Exercise instructions: All of the lines below are to be transcribed faithfully, with pictures excluded from the copy.

Given data:

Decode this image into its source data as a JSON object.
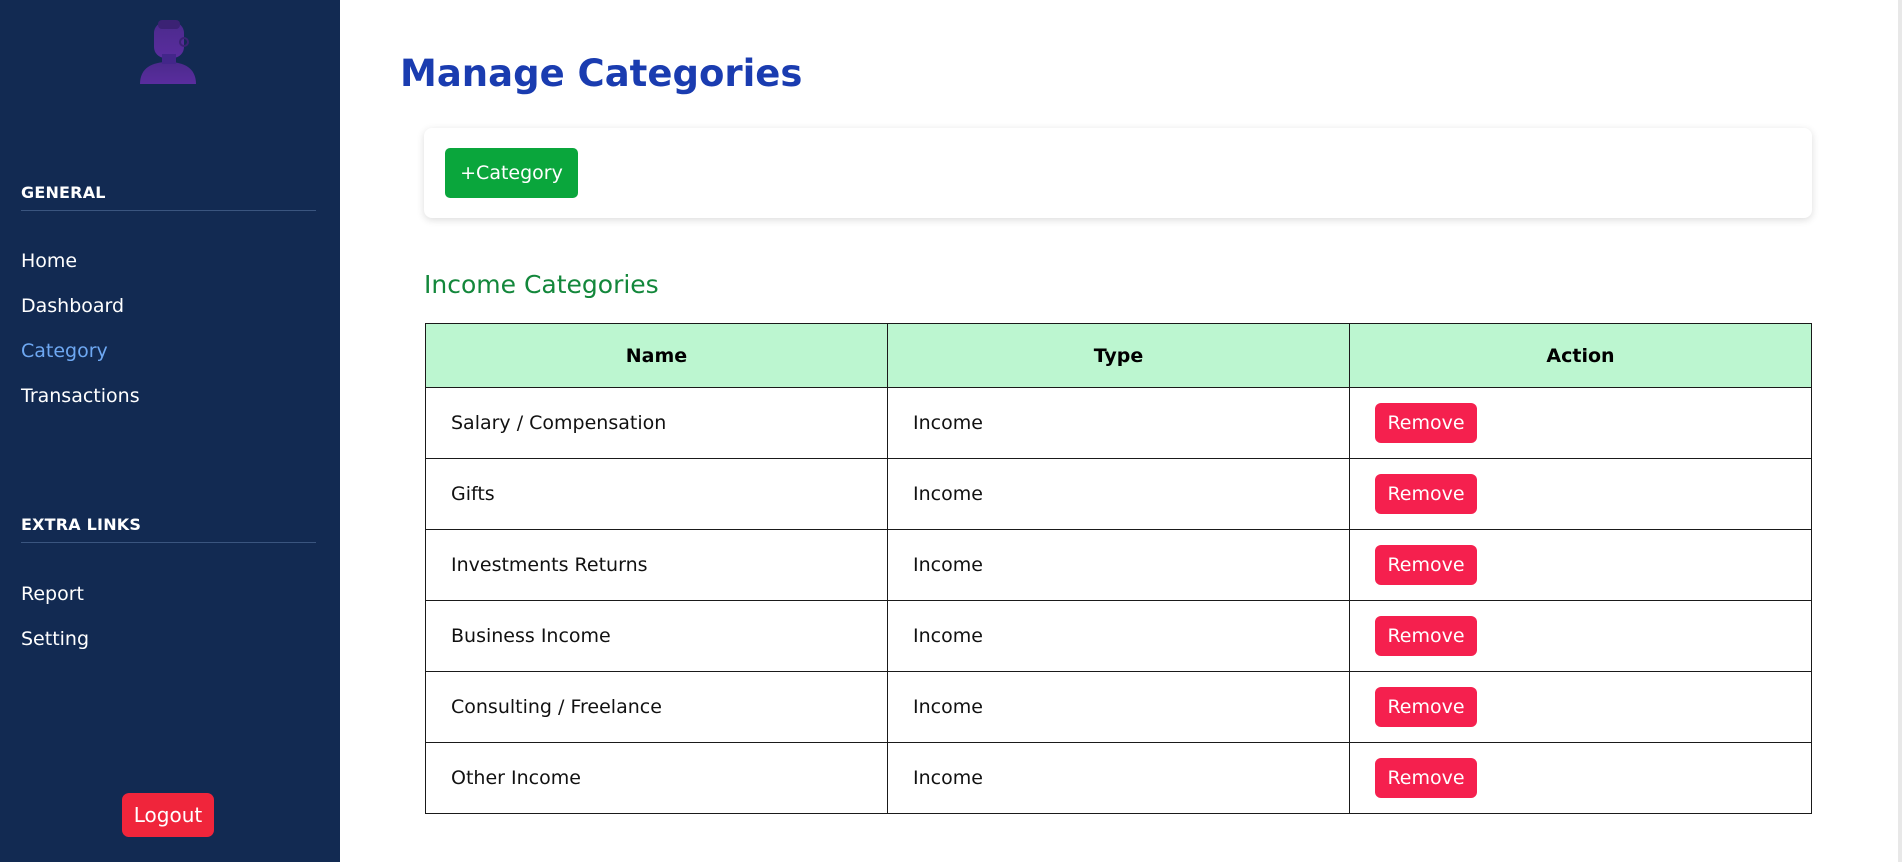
{
  "sidebar": {
    "general_heading": "GENERAL",
    "general_items": [
      {
        "label": "Home",
        "active": false
      },
      {
        "label": "Dashboard",
        "active": false
      },
      {
        "label": "Category",
        "active": true
      },
      {
        "label": "Transactions",
        "active": false
      }
    ],
    "extra_heading": "EXTRA LINKS",
    "extra_items": [
      {
        "label": "Report"
      },
      {
        "label": "Setting"
      }
    ],
    "logout_label": "Logout",
    "avatar_icon": "user-avatar-icon"
  },
  "main": {
    "title": "Manage Categories",
    "add_button_label": "+Category",
    "section_title": "Income Categories",
    "table": {
      "columns": [
        "Name",
        "Type",
        "Action"
      ],
      "rows": [
        {
          "name": "Salary / Compensation",
          "type": "Income",
          "action": "Remove"
        },
        {
          "name": "Gifts",
          "type": "Income",
          "action": "Remove"
        },
        {
          "name": "Investments Returns",
          "type": "Income",
          "action": "Remove"
        },
        {
          "name": "Business Income",
          "type": "Income",
          "action": "Remove"
        },
        {
          "name": "Consulting / Freelance",
          "type": "Income",
          "action": "Remove"
        },
        {
          "name": "Other Income",
          "type": "Income",
          "action": "Remove"
        }
      ]
    }
  },
  "colors": {
    "sidebar_bg": "#122a52",
    "active_link": "#6ea8f2",
    "title_blue": "#1a3cb0",
    "add_green": "#0aa63c",
    "section_green": "#13873b",
    "header_mint": "#bcf6d0",
    "remove_red": "#f5204e",
    "logout_red": "#f0253b"
  }
}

Finished answer:
Decode this image into its source data as a JSON object.
{
  "sidebar": {
    "general_heading": "GENERAL",
    "general_items": [
      {
        "label": "Home",
        "active": false
      },
      {
        "label": "Dashboard",
        "active": false
      },
      {
        "label": "Category",
        "active": true
      },
      {
        "label": "Transactions",
        "active": false
      }
    ],
    "extra_heading": "EXTRA LINKS",
    "extra_items": [
      {
        "label": "Report"
      },
      {
        "label": "Setting"
      }
    ],
    "logout_label": "Logout",
    "avatar_icon": "user-avatar-icon"
  },
  "main": {
    "title": "Manage Categories",
    "add_button_label": "+Category",
    "section_title": "Income Categories",
    "table": {
      "columns": [
        "Name",
        "Type",
        "Action"
      ],
      "rows": [
        {
          "name": "Salary / Compensation",
          "type": "Income",
          "action": "Remove"
        },
        {
          "name": "Gifts",
          "type": "Income",
          "action": "Remove"
        },
        {
          "name": "Investments Returns",
          "type": "Income",
          "action": "Remove"
        },
        {
          "name": "Business Income",
          "type": "Income",
          "action": "Remove"
        },
        {
          "name": "Consulting / Freelance",
          "type": "Income",
          "action": "Remove"
        },
        {
          "name": "Other Income",
          "type": "Income",
          "action": "Remove"
        }
      ]
    }
  },
  "colors": {
    "sidebar_bg": "#122a52",
    "active_link": "#6ea8f2",
    "title_blue": "#1a3cb0",
    "add_green": "#0aa63c",
    "section_green": "#13873b",
    "header_mint": "#bcf6d0",
    "remove_red": "#f5204e",
    "logout_red": "#f0253b"
  }
}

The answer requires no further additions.